— Start of MATERIAL PROVIDED —

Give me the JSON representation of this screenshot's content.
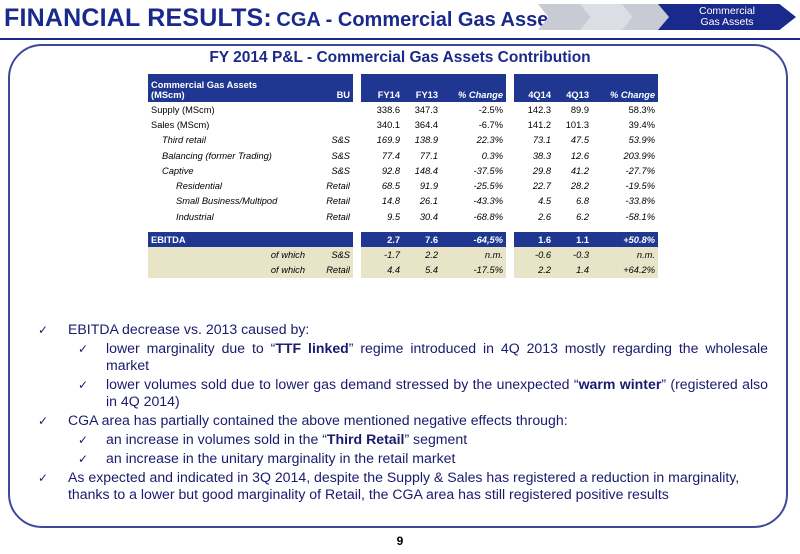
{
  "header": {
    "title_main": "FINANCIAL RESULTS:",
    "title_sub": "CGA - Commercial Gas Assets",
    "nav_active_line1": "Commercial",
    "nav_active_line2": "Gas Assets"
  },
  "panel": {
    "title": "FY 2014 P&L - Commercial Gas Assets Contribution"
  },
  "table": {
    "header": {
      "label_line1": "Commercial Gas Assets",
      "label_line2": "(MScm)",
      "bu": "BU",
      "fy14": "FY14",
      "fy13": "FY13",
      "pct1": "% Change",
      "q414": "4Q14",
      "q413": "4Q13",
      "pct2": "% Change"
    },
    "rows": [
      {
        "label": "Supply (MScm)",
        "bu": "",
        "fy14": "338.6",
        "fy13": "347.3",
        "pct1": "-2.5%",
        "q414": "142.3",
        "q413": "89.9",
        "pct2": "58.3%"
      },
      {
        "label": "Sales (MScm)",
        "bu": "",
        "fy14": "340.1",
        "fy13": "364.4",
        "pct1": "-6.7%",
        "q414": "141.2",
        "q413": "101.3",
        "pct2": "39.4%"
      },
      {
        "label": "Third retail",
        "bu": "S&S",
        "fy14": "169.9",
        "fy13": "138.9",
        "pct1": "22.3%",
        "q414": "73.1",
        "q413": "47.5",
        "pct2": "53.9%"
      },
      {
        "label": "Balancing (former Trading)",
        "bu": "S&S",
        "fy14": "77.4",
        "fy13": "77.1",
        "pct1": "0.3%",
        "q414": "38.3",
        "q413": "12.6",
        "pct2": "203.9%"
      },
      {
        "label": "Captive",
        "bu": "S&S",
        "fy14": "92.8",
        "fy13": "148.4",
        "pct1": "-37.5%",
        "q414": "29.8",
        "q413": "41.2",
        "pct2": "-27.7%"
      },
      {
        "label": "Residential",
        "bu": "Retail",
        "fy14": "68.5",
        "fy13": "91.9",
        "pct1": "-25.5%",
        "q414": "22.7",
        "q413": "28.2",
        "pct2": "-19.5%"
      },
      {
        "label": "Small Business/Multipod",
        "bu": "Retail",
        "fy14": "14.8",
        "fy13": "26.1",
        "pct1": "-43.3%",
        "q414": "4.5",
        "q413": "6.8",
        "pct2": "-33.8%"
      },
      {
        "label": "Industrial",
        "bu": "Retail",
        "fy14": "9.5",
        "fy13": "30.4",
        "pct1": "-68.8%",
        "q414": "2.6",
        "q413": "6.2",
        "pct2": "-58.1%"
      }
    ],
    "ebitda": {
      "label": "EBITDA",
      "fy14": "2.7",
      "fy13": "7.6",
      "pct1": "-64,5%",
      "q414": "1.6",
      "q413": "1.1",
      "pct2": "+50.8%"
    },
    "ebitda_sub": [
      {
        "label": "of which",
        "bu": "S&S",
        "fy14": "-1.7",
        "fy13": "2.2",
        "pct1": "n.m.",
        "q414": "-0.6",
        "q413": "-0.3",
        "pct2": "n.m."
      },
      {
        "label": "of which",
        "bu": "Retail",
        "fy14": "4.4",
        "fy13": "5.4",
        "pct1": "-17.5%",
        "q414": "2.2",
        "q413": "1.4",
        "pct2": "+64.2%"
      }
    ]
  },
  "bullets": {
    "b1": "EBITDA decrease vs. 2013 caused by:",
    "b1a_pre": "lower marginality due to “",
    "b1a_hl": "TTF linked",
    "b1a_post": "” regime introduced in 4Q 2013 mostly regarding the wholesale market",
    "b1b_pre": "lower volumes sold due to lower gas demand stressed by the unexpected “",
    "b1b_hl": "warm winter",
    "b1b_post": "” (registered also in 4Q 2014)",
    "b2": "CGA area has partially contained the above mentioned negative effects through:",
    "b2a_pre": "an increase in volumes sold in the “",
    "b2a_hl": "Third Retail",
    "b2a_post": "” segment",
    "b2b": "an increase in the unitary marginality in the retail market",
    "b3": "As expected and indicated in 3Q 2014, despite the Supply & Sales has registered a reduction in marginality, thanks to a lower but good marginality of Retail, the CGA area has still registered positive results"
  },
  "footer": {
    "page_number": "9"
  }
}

— End of MATERIAL PROVIDED —
— Start of MATERIAL PROVIDED —

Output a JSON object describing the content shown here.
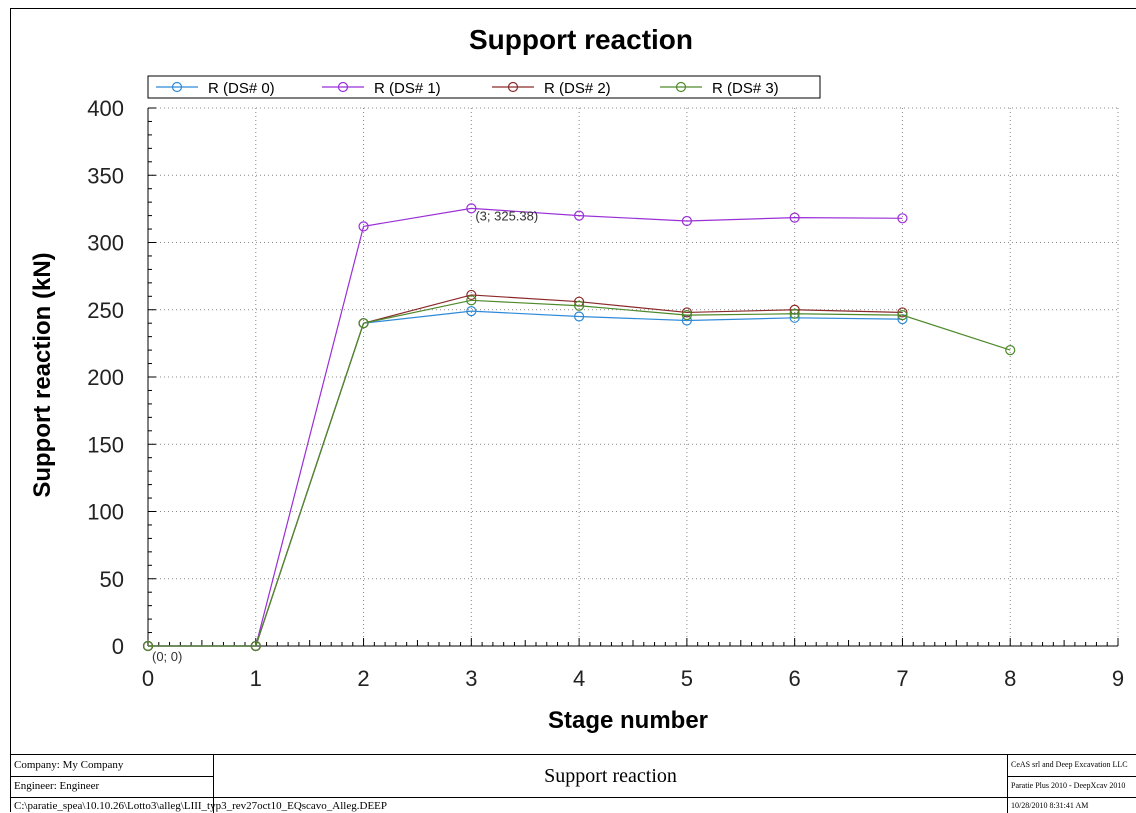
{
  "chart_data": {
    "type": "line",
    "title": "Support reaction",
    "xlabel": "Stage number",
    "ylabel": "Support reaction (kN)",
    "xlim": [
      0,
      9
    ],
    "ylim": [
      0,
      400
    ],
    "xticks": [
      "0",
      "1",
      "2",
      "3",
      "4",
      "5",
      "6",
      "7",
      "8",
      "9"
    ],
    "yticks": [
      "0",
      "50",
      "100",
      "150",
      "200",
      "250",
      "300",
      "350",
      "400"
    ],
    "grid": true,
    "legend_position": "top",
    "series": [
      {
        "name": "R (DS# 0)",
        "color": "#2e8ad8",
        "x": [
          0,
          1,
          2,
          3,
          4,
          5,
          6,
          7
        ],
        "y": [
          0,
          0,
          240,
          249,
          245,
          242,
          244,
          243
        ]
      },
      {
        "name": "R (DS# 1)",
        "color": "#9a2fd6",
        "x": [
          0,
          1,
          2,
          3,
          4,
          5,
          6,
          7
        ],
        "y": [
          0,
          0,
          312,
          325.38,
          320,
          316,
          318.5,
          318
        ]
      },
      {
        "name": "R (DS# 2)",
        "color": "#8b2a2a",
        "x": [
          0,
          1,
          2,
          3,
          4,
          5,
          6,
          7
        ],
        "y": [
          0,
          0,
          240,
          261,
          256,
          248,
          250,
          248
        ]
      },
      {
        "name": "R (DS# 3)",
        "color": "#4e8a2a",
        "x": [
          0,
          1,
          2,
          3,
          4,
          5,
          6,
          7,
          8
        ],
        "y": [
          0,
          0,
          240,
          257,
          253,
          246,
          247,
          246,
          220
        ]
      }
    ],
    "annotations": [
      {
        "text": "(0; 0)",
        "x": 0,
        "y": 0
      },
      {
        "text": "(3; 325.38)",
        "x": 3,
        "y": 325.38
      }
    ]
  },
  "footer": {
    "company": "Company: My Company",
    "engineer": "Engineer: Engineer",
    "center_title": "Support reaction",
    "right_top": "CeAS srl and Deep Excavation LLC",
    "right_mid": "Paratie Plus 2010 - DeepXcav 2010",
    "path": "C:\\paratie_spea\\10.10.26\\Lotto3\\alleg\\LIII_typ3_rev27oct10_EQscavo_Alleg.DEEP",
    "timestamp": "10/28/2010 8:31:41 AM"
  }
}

— End of MATERIAL PROVIDED —
— Start of MATERIAL PROVIDED —

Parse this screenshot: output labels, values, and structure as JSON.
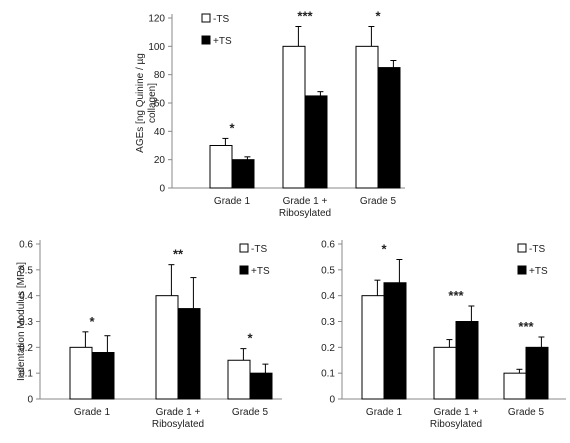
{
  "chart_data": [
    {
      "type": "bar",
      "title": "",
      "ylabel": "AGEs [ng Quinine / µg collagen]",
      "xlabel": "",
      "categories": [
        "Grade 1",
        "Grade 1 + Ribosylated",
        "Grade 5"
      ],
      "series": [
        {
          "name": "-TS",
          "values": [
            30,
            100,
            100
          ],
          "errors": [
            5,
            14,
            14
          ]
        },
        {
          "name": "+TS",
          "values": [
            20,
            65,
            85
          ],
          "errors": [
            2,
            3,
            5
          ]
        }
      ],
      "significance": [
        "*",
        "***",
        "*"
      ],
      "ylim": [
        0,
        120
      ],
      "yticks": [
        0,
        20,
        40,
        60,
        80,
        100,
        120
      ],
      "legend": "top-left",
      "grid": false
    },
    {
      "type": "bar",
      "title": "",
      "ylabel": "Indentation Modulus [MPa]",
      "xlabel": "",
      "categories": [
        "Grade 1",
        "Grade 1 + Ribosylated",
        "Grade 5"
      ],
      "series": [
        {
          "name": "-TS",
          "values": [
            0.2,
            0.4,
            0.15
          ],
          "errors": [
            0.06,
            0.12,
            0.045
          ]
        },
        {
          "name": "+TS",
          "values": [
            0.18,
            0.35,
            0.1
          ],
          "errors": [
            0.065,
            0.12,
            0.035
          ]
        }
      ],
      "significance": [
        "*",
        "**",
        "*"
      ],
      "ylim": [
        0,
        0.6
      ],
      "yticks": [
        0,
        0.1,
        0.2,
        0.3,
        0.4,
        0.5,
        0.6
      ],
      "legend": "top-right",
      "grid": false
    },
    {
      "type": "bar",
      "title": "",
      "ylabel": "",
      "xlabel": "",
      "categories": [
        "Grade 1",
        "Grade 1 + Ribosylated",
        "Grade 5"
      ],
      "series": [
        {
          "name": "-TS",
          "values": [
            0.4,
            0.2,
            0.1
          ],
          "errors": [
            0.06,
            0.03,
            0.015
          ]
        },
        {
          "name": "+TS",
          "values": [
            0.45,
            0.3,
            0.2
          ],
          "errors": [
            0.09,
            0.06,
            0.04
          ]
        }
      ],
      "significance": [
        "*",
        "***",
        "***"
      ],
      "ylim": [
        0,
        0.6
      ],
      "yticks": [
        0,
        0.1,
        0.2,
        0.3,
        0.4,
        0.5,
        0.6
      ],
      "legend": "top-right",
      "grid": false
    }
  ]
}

— End of MATERIAL PROVIDED —

**WHAT NEEDS TO BE DONE**
Extract each line from the listing that holds the word "screenshot".

**FINAL ANSWER**
Give me the JSON representation of this screenshot's content.
Parse this screenshot: output labels, values, and structure as JSON.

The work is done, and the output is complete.